== THE PROBLEM ==
Repeat the data below exactly, dropping any pictures it holds.

== SUPPLIED DATA ==
[Start]

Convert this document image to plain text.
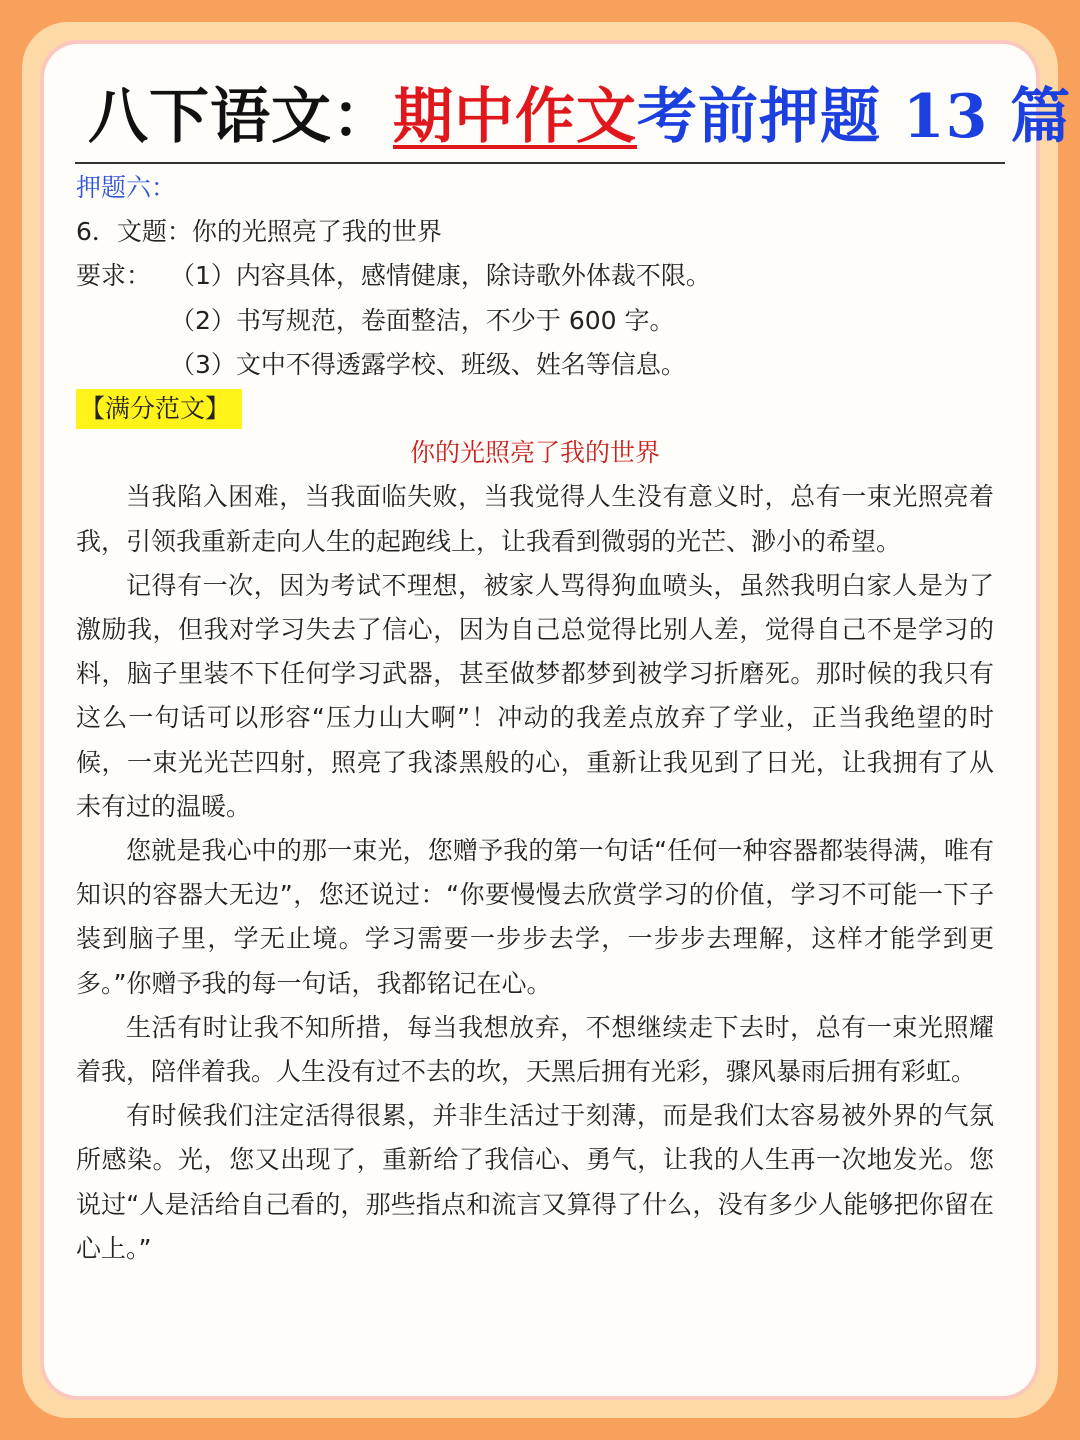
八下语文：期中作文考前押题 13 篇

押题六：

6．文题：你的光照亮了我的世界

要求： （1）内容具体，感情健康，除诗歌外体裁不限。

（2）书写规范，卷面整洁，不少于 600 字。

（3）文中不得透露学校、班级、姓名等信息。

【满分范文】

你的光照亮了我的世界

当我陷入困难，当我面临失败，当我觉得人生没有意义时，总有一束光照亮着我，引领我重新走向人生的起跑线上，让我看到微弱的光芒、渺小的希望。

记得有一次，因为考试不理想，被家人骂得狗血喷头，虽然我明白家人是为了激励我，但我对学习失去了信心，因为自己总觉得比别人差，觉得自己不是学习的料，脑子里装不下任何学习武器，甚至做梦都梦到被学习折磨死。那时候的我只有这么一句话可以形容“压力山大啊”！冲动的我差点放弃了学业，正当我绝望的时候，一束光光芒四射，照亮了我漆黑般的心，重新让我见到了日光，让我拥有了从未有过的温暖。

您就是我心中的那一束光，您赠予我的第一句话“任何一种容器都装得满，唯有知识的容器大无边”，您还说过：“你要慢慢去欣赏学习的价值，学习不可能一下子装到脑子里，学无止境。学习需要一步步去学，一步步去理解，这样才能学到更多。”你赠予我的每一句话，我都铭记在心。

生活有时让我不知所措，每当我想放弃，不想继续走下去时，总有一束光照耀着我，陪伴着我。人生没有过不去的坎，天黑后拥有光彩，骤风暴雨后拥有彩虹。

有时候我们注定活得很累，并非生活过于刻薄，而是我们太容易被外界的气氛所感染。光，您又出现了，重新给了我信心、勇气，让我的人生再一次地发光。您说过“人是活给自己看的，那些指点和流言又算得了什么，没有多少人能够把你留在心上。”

[End]

== SOLUTION FOR THIS TASK ==
Convert this document image to plain text.
八下语文：期中作文考前押题 13 篇

押题六：

6．文题：你的光照亮了我的世界

要求： （1）内容具体，感情健康，除诗歌外体裁不限。

（2）书写规范，卷面整洁，不少于 600 字。

（3）文中不得透露学校、班级、姓名等信息。

【满分范文】

你的光照亮了我的世界

当我陷入困难，当我面临失败，当我觉得人生没有意义时，总有一束光照亮着我，引领我重新走向人生的起跑线上，让我看到微弱的光芒、渺小的希望。

记得有一次，因为考试不理想，被家人骂得狗血喷头，虽然我明白家人是为了激励我，但我对学习失去了信心，因为自己总觉得比别人差，觉得自己不是学习的料，脑子里装不下任何学习武器，甚至做梦都梦到被学习折磨死。那时候的我只有这么一句话可以形容“压力山大啊”！冲动的我差点放弃了学业，正当我绝望的时候，一束光光芒四射，照亮了我漆黑般的心，重新让我见到了日光，让我拥有了从未有过的温暖。

您就是我心中的那一束光，您赠予我的第一句话“任何一种容器都装得满，唯有知识的容器大无边”，您还说过：“你要慢慢去欣赏学习的价值，学习不可能一下子装到脑子里，学无止境。学习需要一步步去学，一步步去理解，这样才能学到更多。”你赠予我的每一句话，我都铭记在心。

生活有时让我不知所措，每当我想放弃，不想继续走下去时，总有一束光照耀着我，陪伴着我。人生没有过不去的坎，天黑后拥有光彩，骤风暴雨后拥有彩虹。

有时候我们注定活得很累，并非生活过于刻薄，而是我们太容易被外界的气氛所感染。光，您又出现了，重新给了我信心、勇气，让我的人生再一次地发光。您说过“人是活给自己看的，那些指点和流言又算得了什么，没有多少人能够把你留在心上。”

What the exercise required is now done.